#### [AIM OF THE TASK]
Reproduce each of the rows below line for line, with no changes. Leave the pictures out.

#### [ROWS]
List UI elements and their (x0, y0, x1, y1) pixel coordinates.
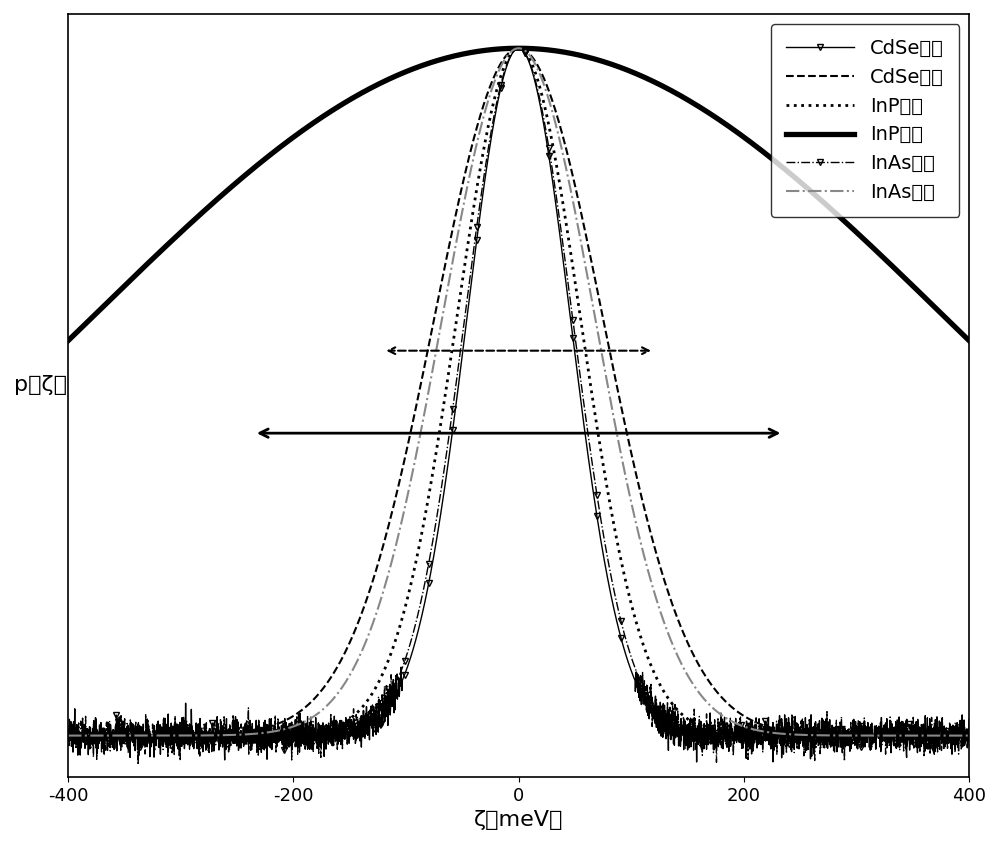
InP单个 (512, 43, 524, 53)
CdSe集合 (218, 729, 230, 739)
InAs集合 (165, 731, 177, 741)
CdSe单个 (512, 43, 524, 53)
CdSe集合 (447, 224, 459, 234)
InAs单个 (219, 729, 231, 739)
Line: CdSe集合: CdSe集合 (68, 48, 969, 736)
InAs集合 (218, 730, 230, 740)
CdSe单个 (62, 733, 74, 743)
InAs单个 (408, 625, 420, 636)
InP单个 (447, 340, 459, 350)
InAs集合 (963, 731, 975, 741)
InP单个 (946, 731, 958, 741)
InAs单个 (165, 736, 177, 746)
CdSe单个 (963, 714, 975, 724)
InAs集合 (849, 731, 861, 741)
CdSe单个 (946, 749, 958, 760)
InAs单个 (132, 760, 144, 770)
CdSe集合 (512, 43, 524, 53)
InP单个 (408, 567, 420, 577)
InP单个 (165, 731, 177, 741)
InP集合 (512, 43, 524, 53)
CdSe集合 (963, 731, 975, 741)
InP集合 (946, 318, 958, 328)
InAs集合 (447, 256, 459, 266)
InP单个 (849, 731, 861, 741)
InAs集合 (946, 731, 958, 741)
InP集合 (218, 188, 230, 198)
CdSe单个 (691, 757, 703, 767)
X-axis label: ζ（meV）: ζ（meV） (474, 810, 563, 830)
InP集合 (963, 336, 975, 346)
Y-axis label: p（ζ）: p（ζ） (14, 376, 67, 395)
InP单个 (963, 731, 975, 741)
InP集合 (62, 336, 74, 346)
CdSe集合 (849, 730, 861, 740)
Line: InAs集合: InAs集合 (68, 48, 969, 736)
Line: InP单个: InP单个 (68, 48, 969, 736)
InP集合 (165, 236, 177, 246)
InP集合 (408, 63, 420, 73)
CdSe集合 (165, 730, 177, 740)
InAs单个 (946, 722, 958, 733)
InP单个 (62, 731, 74, 741)
InAs集合 (408, 462, 420, 472)
InAs单个 (447, 402, 459, 412)
CdSe单个 (408, 642, 420, 652)
InAs集合 (62, 731, 74, 741)
CdSe集合 (62, 731, 74, 741)
InAs单个 (512, 43, 524, 53)
InAs单个 (849, 723, 861, 733)
InP单个 (218, 731, 230, 741)
Line: InAs单个: InAs单个 (65, 45, 973, 768)
CdSe集合 (946, 731, 958, 741)
CdSe单个 (165, 738, 177, 748)
InP集合 (849, 225, 861, 235)
Line: CdSe单个: CdSe单个 (65, 45, 973, 766)
CdSe单个 (218, 741, 230, 751)
CdSe集合 (408, 413, 420, 423)
InAs单个 (963, 729, 975, 739)
CdSe单个 (447, 425, 459, 435)
InAs单个 (62, 726, 74, 736)
InP集合 (447, 51, 459, 62)
Legend: CdSe单个, CdSe集合, InP单个, InP集合, InAs单个, InAs集合: CdSe单个, CdSe集合, InP单个, InP集合, InAs单个, In… (771, 24, 959, 218)
CdSe单个 (849, 740, 861, 750)
InAs集合 (512, 43, 524, 53)
Line: InP集合: InP集合 (68, 48, 969, 341)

#### [SOLUTION TO THE EXERCISE]
List UI elements and their (x0, y0, x1, y1) pixel coordinates.
InP单个 (512, 43, 524, 53)
CdSe集合 (218, 729, 230, 739)
InAs集合 (165, 731, 177, 741)
CdSe单个 (512, 43, 524, 53)
CdSe集合 (447, 224, 459, 234)
InAs单个 (219, 729, 231, 739)
Line: CdSe集合: CdSe集合 (68, 48, 969, 736)
InAs集合 (218, 730, 230, 740)
CdSe单个 (62, 733, 74, 743)
InAs单个 (408, 625, 420, 636)
InP单个 (447, 340, 459, 350)
InAs集合 (963, 731, 975, 741)
InP单个 (946, 731, 958, 741)
InAs单个 (165, 736, 177, 746)
CdSe单个 (963, 714, 975, 724)
InAs集合 (849, 731, 861, 741)
CdSe单个 (946, 749, 958, 760)
InAs单个 (132, 760, 144, 770)
CdSe集合 (512, 43, 524, 53)
InP单个 (408, 567, 420, 577)
InP单个 (165, 731, 177, 741)
InP集合 (512, 43, 524, 53)
CdSe集合 (963, 731, 975, 741)
InP集合 (946, 318, 958, 328)
InAs集合 (447, 256, 459, 266)
InP单个 (849, 731, 861, 741)
InAs集合 (946, 731, 958, 741)
InP集合 (218, 188, 230, 198)
CdSe单个 (691, 757, 703, 767)
X-axis label: ζ（meV）: ζ（meV） (474, 810, 563, 830)
InP集合 (963, 336, 975, 346)
Y-axis label: p（ζ）: p（ζ） (14, 376, 67, 395)
InP单个 (963, 731, 975, 741)
InP集合 (62, 336, 74, 346)
CdSe集合 (849, 730, 861, 740)
Line: InAs集合: InAs集合 (68, 48, 969, 736)
Line: InP单个: InP单个 (68, 48, 969, 736)
InP集合 (165, 236, 177, 246)
InP集合 (408, 63, 420, 73)
CdSe集合 (165, 730, 177, 740)
InAs单个 (946, 722, 958, 733)
InP单个 (62, 731, 74, 741)
InAs集合 (408, 462, 420, 472)
InAs单个 (447, 402, 459, 412)
CdSe单个 (408, 642, 420, 652)
InAs集合 (62, 731, 74, 741)
CdSe集合 (62, 731, 74, 741)
InAs单个 (512, 43, 524, 53)
InAs单个 (849, 723, 861, 733)
InP单个 (218, 731, 230, 741)
Line: InAs单个: InAs单个 (65, 45, 973, 768)
CdSe集合 (946, 731, 958, 741)
CdSe单个 (165, 738, 177, 748)
InP集合 (849, 225, 861, 235)
Line: CdSe单个: CdSe单个 (65, 45, 973, 766)
CdSe单个 (218, 741, 230, 751)
CdSe集合 (408, 413, 420, 423)
InAs单个 (963, 729, 975, 739)
CdSe单个 (447, 425, 459, 435)
InAs单个 (62, 726, 74, 736)
InP集合 (447, 51, 459, 62)
Legend: CdSe单个, CdSe集合, InP单个, InP集合, InAs单个, InAs集合: CdSe单个, CdSe集合, InP单个, InP集合, InAs单个, In… (771, 24, 959, 218)
CdSe单个 (849, 740, 861, 750)
InAs集合 (512, 43, 524, 53)
Line: InP集合: InP集合 (68, 48, 969, 341)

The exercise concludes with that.